Take every line from the listing below that contains "which".

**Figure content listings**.
▽
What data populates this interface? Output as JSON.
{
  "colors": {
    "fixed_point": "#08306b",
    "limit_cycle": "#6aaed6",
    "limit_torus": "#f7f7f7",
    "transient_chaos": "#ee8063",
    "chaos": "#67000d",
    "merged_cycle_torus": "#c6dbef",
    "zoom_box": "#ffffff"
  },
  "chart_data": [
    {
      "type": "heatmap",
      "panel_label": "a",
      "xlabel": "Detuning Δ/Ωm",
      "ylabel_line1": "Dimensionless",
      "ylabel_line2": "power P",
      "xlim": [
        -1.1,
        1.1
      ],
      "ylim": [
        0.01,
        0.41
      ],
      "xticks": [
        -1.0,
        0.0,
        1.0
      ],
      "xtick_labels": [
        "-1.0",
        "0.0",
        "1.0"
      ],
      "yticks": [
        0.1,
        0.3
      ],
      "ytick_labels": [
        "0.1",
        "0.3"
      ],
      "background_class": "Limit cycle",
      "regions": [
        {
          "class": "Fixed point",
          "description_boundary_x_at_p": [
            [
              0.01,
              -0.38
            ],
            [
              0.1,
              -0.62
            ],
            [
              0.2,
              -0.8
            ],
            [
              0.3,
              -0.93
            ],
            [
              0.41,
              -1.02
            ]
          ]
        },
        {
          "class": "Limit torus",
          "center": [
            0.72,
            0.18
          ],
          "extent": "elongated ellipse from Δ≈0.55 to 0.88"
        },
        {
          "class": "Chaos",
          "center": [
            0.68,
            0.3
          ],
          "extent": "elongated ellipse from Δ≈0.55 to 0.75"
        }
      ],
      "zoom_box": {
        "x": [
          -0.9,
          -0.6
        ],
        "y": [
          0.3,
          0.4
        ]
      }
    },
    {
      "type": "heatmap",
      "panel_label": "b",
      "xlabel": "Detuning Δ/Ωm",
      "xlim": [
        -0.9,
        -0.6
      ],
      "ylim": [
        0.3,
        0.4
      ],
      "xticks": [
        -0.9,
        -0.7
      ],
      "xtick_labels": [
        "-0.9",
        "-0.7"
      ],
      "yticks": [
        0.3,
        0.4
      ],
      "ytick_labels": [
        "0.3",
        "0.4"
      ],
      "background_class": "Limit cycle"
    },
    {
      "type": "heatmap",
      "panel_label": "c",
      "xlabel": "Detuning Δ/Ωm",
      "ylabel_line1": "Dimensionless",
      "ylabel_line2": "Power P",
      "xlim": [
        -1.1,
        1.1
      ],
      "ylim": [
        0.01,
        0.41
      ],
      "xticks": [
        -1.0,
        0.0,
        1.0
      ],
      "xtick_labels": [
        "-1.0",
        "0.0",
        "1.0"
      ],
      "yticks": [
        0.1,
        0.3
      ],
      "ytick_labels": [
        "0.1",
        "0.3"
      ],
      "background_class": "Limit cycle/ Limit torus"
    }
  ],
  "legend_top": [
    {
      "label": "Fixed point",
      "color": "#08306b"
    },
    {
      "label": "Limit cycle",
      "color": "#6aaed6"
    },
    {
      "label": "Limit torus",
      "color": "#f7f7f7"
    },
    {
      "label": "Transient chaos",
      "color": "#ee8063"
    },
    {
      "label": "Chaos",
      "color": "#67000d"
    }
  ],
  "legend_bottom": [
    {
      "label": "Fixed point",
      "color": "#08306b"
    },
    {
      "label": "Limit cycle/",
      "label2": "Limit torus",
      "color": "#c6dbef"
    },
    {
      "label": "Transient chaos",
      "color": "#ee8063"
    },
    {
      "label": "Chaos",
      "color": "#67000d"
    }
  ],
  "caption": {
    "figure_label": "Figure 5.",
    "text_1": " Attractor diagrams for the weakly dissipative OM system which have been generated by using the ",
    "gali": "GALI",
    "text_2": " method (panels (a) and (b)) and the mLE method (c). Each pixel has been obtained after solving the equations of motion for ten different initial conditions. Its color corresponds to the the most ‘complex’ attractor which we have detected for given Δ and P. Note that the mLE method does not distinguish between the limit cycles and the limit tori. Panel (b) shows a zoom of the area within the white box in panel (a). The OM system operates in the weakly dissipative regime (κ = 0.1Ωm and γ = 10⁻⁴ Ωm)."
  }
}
△
**Result below**.
    "text_1": " Attractor diagrams for the weakly dissipative OM system which have been generated by using the ",
    "text_2": " method (panels (a) and (b)) and the mLE method (c). Each pixel has been obtained after solving the equations of motion for ten different initial conditions. Its color corresponds to the the most ‘complex’ attractor which we have detected for given Δ and P. Note that the mLE method does not distinguish between the limit cycles and the limit tori. Panel (b) shows a zoom of the area within the white box in panel (a). The OM system operates in the weakly dissipative regime (κ = 0.1Ωm and γ = 10⁻⁴ Ωm)."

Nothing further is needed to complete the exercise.